### WORK INSTRUCTIONS
Copy each line below in which the word "plane" occurs.

#### RAW DATA

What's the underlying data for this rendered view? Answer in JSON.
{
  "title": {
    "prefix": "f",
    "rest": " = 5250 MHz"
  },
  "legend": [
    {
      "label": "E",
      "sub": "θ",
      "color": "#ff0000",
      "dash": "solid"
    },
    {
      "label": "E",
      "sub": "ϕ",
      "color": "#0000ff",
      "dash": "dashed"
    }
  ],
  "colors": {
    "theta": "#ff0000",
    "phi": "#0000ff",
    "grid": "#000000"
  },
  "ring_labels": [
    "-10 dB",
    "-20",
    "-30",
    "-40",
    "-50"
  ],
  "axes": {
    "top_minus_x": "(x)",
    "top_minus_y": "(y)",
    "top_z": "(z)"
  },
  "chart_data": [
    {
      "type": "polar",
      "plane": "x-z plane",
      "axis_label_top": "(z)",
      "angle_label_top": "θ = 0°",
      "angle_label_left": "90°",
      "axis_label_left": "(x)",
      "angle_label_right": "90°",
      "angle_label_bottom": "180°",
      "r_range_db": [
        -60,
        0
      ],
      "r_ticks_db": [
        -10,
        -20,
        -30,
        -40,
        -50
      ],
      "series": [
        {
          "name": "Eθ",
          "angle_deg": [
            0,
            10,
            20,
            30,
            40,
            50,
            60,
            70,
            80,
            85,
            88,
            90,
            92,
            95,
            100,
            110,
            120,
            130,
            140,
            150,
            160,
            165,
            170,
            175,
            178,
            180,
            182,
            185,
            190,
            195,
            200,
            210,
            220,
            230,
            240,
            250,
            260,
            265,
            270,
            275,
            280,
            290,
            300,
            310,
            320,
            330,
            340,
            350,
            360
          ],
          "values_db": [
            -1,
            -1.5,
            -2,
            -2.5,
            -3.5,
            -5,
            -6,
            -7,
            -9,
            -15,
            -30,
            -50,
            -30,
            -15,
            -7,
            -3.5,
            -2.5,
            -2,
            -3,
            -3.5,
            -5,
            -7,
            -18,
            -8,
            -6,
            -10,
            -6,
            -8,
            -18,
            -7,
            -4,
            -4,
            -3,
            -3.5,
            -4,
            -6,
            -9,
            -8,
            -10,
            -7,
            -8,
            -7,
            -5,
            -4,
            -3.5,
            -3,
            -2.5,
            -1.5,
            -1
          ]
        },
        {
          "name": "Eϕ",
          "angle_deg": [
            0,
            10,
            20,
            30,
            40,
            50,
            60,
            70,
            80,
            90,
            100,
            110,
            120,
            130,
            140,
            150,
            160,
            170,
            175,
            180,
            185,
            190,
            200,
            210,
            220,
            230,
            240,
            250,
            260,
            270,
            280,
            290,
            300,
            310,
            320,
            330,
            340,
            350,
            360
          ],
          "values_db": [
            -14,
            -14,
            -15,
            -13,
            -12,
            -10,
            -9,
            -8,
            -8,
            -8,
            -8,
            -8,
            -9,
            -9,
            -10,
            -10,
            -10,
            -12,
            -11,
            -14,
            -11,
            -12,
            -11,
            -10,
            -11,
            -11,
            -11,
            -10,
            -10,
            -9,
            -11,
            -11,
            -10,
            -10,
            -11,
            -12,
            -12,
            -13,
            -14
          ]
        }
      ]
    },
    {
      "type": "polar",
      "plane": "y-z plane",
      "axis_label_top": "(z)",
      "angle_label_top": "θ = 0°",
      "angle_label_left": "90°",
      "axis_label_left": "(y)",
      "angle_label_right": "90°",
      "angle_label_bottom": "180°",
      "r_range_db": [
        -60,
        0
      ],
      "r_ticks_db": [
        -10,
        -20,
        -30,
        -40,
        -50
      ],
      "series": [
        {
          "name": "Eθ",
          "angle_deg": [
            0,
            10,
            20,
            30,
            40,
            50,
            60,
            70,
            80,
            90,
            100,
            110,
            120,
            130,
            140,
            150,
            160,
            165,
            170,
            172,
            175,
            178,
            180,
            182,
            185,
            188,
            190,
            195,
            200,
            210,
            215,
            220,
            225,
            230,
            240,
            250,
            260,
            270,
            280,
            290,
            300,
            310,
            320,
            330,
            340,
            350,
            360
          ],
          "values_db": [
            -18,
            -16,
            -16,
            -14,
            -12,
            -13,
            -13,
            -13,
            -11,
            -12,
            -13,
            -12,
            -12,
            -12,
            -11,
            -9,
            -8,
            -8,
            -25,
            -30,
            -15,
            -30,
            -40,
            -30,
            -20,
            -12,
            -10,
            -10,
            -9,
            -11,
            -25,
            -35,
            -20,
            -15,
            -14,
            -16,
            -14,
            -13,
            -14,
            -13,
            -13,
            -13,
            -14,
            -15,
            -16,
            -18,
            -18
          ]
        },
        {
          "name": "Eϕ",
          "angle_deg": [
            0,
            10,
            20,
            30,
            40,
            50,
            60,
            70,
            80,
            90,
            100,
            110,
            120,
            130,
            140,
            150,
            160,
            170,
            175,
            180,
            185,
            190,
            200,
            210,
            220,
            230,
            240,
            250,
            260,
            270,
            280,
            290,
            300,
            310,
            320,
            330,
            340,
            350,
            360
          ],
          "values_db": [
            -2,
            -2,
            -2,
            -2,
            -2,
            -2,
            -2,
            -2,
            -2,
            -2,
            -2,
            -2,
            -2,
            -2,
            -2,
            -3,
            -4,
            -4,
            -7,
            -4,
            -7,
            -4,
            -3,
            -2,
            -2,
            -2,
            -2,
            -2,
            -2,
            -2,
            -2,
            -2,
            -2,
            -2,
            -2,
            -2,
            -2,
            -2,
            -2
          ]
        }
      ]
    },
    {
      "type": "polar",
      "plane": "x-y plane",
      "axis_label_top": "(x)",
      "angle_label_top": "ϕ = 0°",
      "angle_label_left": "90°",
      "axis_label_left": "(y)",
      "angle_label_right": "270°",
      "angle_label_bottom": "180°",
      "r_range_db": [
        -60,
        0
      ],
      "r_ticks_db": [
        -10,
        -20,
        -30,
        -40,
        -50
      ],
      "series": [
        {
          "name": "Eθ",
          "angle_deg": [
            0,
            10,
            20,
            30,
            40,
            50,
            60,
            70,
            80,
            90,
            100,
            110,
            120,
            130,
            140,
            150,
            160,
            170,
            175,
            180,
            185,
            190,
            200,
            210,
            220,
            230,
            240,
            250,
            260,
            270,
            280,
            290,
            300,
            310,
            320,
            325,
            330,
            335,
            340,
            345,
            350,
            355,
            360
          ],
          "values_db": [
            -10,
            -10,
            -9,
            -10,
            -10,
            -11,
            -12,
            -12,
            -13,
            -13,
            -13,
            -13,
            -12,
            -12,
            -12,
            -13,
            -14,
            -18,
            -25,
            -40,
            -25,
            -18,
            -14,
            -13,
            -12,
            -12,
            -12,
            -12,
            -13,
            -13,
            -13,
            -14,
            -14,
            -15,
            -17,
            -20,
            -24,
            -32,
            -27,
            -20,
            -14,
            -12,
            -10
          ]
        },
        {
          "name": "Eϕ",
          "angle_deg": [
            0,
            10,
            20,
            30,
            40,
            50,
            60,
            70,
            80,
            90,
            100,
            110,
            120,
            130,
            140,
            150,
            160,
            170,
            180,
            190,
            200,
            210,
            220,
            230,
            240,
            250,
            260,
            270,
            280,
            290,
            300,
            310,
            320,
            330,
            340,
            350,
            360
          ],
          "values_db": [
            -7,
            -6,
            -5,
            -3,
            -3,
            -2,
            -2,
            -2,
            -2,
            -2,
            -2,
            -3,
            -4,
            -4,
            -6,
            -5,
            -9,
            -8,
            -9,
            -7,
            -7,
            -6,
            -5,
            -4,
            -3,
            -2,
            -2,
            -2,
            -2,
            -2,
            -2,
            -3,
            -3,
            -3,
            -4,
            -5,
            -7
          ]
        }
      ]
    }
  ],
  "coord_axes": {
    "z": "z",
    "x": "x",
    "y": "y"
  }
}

########

### CORRECT RESULT
      "plane": "x-z plane",
      "plane": "y-z plane",
      "plane": "x-y plane",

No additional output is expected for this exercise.